**Consigne**
Modifiez le passage du texte sur Koh Chang en commençant par « Néons roses, musique » et en allant jusqu'à « et la détresse. ». Remplacez-y « touriste » par « voyageur ».
++++ Texte source
Le jeudi 30 septembre 2004.

Néons roses, musique thaïe qui se déverse dans la rue… L’endroit ne prête guère à confusion ! Tout est là pour attirer le touriste esseulé venu passer quelques jours sur l’île forcément paradisiaque de Koh Chang, au sud de la Thaïlande. À chaque passage du taxi pick-up, cet autobus trompe-la-mort qui fait les allers-retours entre le débarcadère, au nord, et les villages de bungalows qui bordent les plages, l’entraîneuse appelle le client. Dans le bar, les filles attendent patiemment. Elles attendent qu’un client leur paie un verre avant de leur proposer une passe. Mais quelles histoires se camouflent derrière leurs allures de poupée et leurs tee-shirts trop ajustés ? Une histoire glauque, comme celle des dizaines de milliers de femmes vivant de la prostitution en Thaïlande. Toutes ont pourtant des parcours différents avec, comme sordide point commun, la misère et la détresse.
++++++++
++++ Données présentées
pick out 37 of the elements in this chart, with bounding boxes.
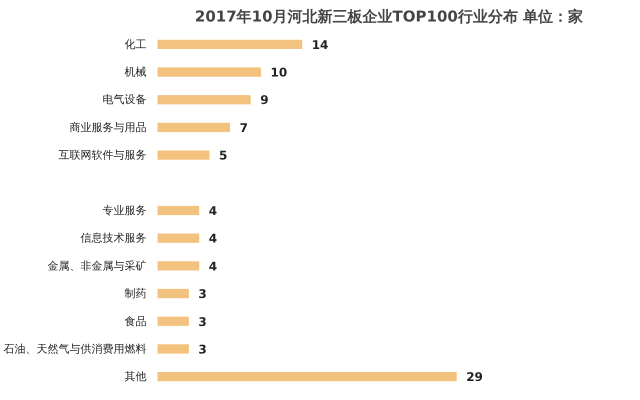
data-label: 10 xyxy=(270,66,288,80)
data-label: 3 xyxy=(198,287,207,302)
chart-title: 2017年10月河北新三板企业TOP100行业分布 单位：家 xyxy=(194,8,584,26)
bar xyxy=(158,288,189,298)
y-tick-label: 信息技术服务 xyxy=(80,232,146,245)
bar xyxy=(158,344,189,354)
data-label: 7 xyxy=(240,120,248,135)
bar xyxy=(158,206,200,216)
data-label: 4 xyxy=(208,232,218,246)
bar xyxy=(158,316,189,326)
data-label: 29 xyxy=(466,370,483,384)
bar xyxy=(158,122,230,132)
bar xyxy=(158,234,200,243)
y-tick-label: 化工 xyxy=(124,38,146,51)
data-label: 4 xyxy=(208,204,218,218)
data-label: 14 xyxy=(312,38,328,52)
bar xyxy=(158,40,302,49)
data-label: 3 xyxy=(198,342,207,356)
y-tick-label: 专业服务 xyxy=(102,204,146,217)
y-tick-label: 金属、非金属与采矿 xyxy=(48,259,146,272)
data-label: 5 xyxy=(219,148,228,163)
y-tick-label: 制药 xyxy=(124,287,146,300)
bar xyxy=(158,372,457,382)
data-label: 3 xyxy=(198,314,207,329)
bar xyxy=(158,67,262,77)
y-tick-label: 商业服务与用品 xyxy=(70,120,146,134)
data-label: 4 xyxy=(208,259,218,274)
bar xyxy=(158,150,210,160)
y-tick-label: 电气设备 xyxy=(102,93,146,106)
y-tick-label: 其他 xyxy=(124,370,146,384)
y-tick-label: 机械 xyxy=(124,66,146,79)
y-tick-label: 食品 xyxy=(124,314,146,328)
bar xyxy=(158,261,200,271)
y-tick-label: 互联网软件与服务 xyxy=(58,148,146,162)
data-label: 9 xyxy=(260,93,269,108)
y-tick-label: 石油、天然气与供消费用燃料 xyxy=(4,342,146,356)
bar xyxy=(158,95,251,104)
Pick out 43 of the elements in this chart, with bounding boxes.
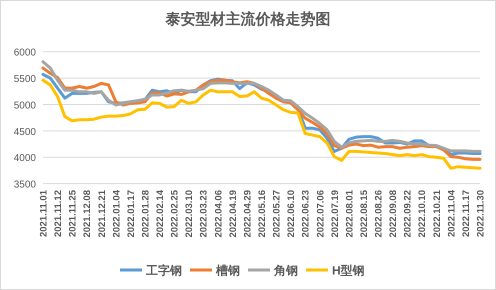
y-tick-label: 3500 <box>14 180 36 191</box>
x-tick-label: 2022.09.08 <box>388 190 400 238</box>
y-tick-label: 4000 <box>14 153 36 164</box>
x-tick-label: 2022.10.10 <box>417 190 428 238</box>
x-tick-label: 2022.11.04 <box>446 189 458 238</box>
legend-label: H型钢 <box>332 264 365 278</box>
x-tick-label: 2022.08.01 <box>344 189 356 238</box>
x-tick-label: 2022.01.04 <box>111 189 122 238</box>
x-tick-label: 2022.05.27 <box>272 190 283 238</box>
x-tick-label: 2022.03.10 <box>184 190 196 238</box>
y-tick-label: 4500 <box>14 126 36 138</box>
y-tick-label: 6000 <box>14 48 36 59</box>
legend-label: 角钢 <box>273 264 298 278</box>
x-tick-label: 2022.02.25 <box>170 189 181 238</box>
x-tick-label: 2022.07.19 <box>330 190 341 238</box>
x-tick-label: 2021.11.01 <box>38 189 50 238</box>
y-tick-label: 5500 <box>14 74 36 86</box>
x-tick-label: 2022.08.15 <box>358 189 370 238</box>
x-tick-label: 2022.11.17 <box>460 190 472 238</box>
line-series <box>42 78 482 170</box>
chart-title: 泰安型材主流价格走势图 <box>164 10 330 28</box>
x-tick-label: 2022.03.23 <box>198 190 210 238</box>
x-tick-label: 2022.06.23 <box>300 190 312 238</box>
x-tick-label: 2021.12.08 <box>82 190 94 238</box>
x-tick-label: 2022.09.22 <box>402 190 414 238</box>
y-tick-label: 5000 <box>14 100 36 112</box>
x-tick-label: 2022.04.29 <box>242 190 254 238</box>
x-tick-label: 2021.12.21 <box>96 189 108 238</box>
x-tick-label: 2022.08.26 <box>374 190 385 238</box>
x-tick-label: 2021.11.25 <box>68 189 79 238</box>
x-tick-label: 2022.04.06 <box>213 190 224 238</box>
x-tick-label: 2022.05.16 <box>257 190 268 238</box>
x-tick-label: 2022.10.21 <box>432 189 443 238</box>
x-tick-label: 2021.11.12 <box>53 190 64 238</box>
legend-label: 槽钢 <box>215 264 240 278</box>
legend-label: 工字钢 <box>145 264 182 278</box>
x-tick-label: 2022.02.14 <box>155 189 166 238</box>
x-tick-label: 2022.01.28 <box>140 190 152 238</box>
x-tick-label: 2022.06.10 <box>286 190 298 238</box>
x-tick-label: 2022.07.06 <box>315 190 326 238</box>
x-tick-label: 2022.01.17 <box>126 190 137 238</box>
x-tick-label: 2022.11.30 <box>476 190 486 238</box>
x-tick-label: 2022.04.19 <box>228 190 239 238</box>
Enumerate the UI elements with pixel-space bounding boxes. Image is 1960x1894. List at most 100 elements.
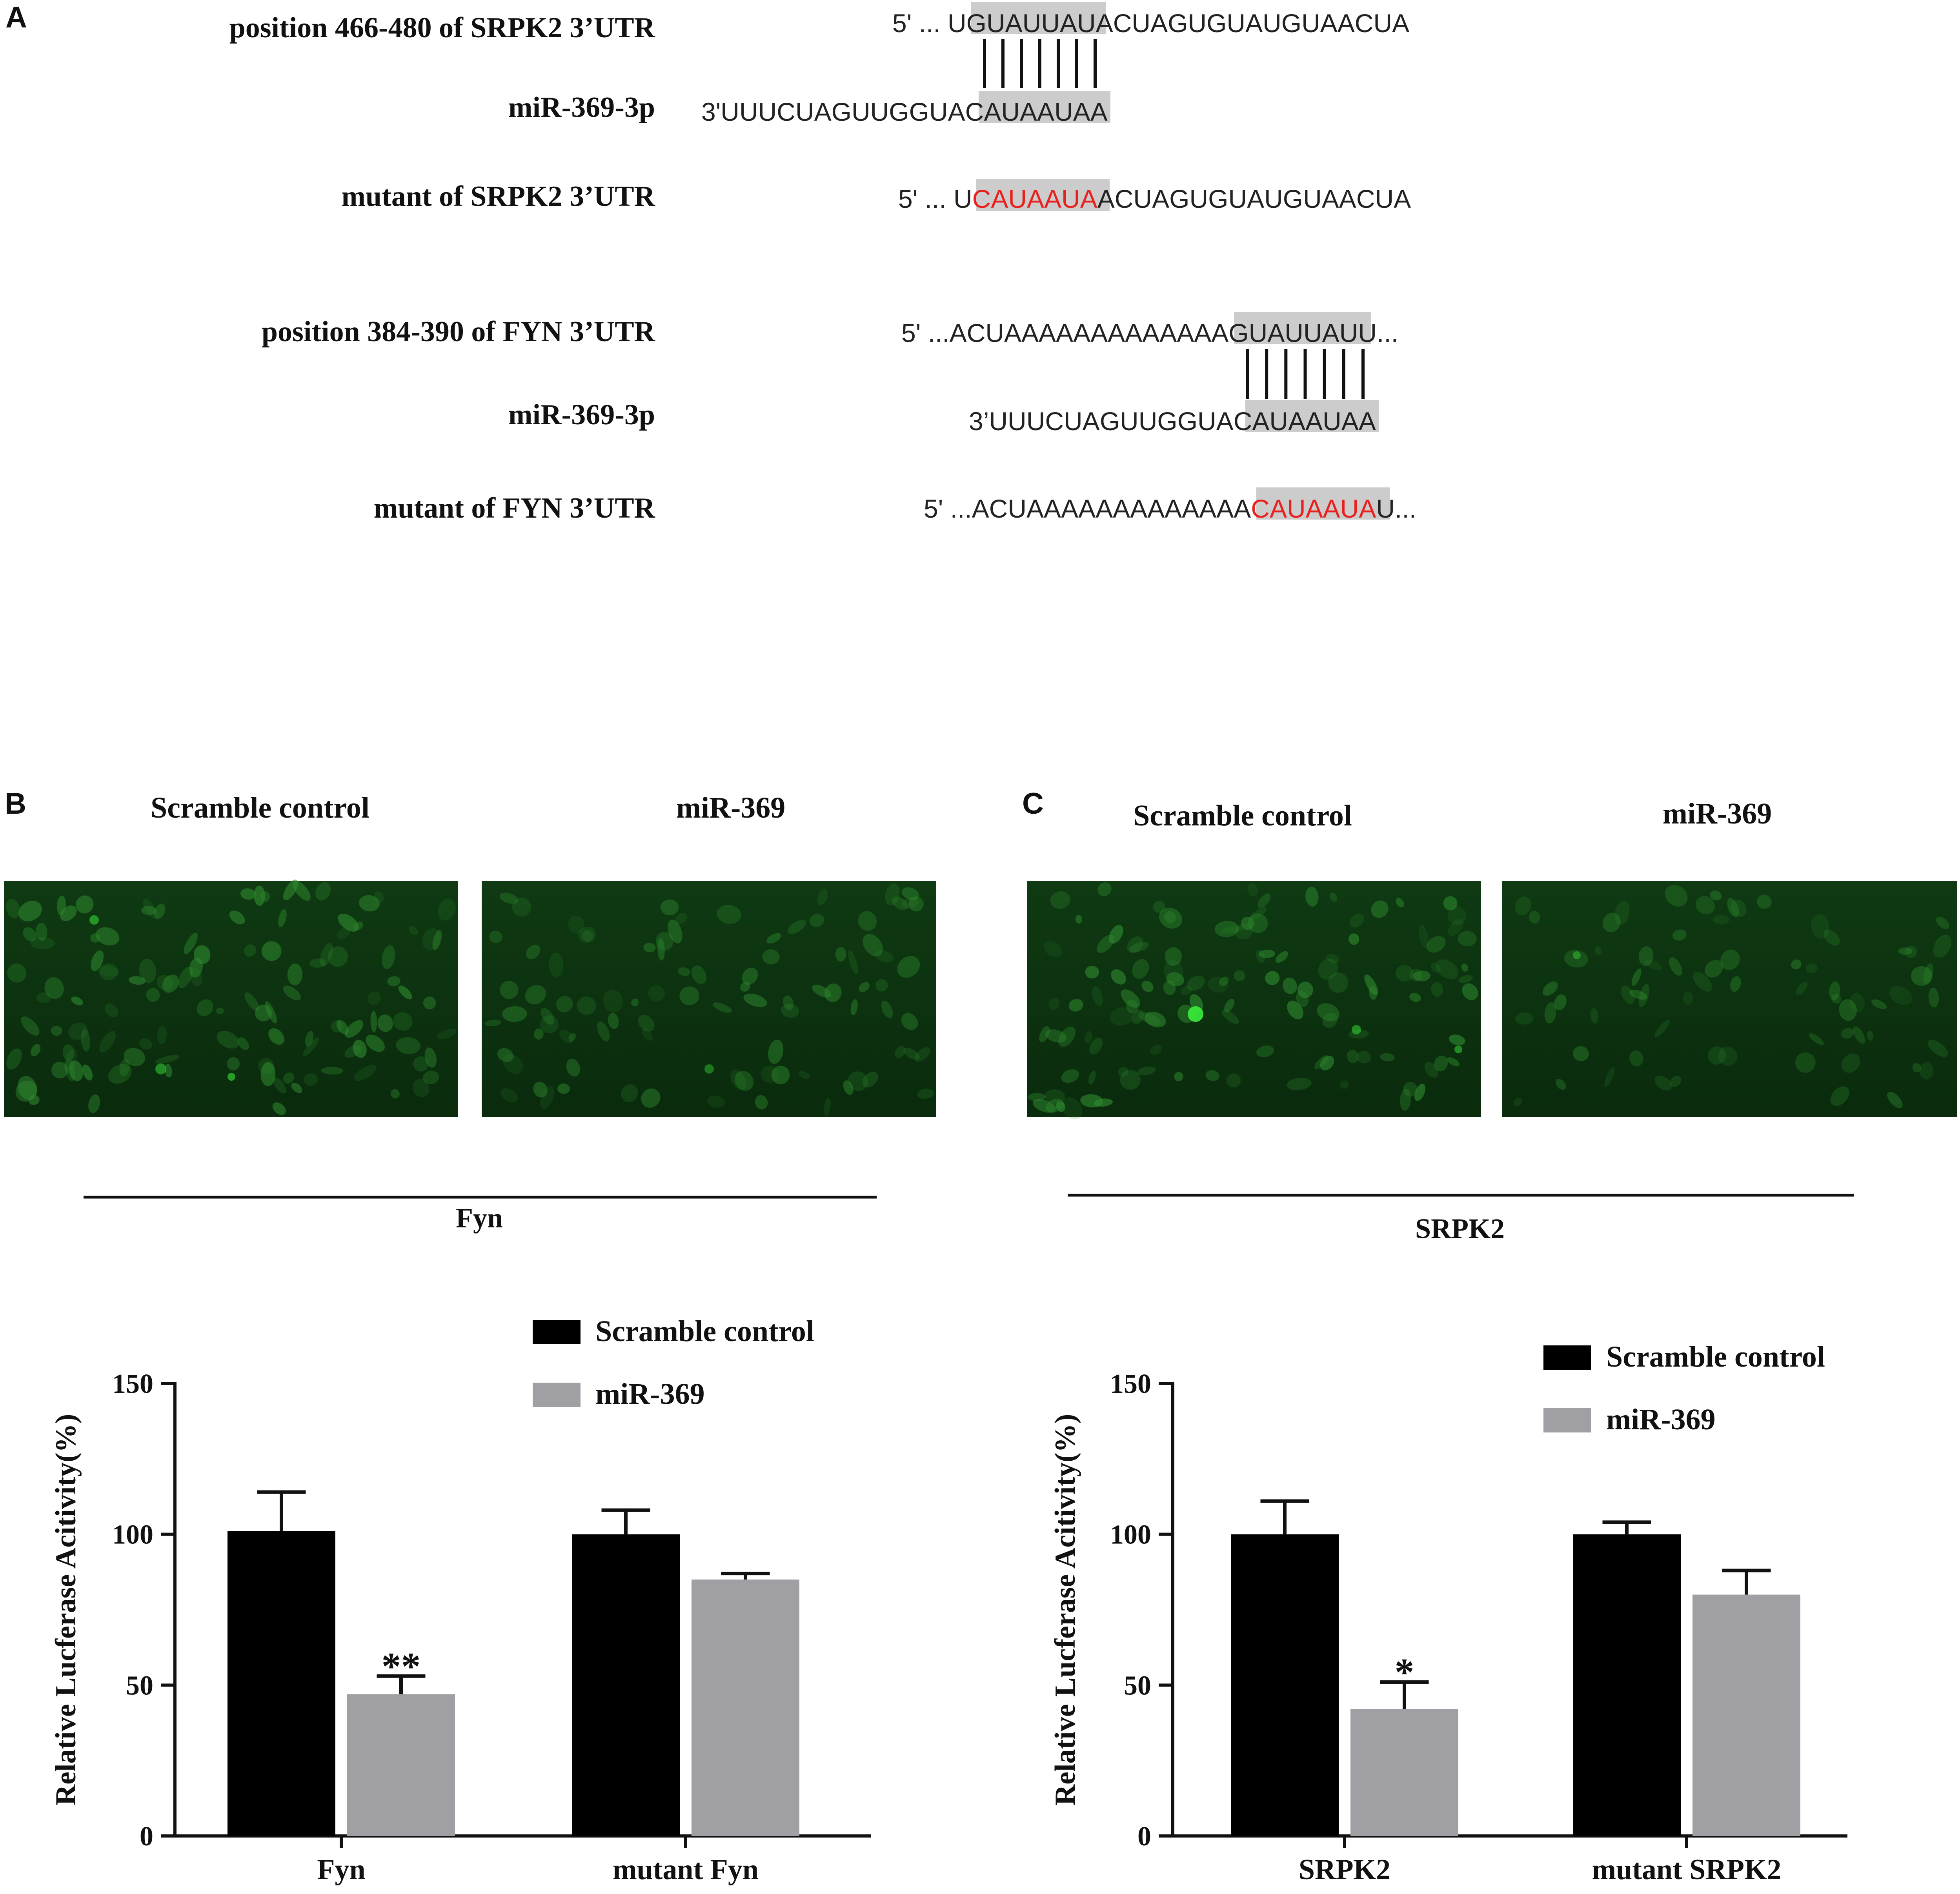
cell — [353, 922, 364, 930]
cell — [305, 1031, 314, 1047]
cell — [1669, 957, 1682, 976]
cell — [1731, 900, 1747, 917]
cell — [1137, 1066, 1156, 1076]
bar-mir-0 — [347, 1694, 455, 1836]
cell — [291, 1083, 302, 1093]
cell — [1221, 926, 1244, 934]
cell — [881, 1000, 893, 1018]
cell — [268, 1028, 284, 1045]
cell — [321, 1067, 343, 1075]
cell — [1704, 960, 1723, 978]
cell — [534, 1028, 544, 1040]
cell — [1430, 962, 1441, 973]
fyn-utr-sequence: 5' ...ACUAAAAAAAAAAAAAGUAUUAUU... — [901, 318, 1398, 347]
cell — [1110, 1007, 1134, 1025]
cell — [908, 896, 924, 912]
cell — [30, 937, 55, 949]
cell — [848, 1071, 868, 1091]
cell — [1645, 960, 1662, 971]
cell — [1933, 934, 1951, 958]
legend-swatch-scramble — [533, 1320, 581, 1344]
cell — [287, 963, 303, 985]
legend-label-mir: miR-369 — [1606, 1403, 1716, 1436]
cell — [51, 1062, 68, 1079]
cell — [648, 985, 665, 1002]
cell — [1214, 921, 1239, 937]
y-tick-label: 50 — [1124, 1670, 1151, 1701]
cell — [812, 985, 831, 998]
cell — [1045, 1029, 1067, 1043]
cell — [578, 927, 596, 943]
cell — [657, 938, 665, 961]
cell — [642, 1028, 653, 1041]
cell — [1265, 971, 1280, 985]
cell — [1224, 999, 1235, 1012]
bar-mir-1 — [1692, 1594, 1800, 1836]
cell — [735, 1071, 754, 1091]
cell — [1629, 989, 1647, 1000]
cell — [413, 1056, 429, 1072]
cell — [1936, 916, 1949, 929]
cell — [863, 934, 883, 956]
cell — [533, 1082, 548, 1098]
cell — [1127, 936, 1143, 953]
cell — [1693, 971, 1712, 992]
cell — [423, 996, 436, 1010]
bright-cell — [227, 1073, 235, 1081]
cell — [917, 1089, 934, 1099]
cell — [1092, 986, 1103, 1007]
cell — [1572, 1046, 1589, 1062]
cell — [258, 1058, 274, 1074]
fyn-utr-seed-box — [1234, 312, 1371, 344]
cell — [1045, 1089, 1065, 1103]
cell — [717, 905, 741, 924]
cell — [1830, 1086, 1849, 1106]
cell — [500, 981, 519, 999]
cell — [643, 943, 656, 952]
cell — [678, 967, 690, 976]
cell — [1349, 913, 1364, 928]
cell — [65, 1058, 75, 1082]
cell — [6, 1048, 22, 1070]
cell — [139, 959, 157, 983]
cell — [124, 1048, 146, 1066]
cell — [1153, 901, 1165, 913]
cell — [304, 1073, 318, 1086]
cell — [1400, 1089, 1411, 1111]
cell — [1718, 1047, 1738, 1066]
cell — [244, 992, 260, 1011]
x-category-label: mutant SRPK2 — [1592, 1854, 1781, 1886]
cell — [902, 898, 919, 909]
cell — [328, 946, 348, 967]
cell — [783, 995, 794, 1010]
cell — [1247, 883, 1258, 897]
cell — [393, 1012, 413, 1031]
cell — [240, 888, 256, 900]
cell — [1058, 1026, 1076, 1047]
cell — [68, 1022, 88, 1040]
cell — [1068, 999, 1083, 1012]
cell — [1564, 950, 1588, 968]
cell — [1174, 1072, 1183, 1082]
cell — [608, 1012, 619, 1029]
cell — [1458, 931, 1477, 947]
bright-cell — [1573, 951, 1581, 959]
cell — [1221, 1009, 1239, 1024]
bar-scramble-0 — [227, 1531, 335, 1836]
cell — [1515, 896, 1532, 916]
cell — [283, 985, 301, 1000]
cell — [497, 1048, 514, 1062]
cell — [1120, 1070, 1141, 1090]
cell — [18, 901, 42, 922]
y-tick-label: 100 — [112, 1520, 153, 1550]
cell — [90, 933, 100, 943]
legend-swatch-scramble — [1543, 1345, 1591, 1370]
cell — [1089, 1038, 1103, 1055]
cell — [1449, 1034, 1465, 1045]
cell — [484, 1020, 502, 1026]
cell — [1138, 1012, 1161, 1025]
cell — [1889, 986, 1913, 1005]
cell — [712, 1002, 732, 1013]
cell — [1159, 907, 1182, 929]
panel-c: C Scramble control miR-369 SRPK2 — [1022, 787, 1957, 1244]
++++++++
**Exercice corrigé**
Néons roses, musique thaïe qui se déverse dans la rue… L’endroit ne prête guère à confusion ! Tout est là pour attirer le voyageur esseulé venu passer quelques jours sur l’île forcément paradisiaque de Koh Chang, au sud de la Thaïlande. À chaque passage du taxi pick-up, cet autobus trompe-la-mort qui fait les allers-retours entre le débarcadère, au nord, et les villages de bungalows qui bordent les plages, l’entraîneuse appelle le client. Dans le bar, les filles attendent patiemment. Elles attendent qu’un client leur paie un verre avant de leur proposer une passe. Mais quelles histoires se camouflent derrière leurs allures de poupée et leurs tee-shirts trop ajustés ? Une histoire glauque, comme celle des dizaines de milliers de femmes vivant de la prostitution en Thaïlande. Toutes ont pourtant des parcours différents avec, comme sordide point commun, la misère et la détresse.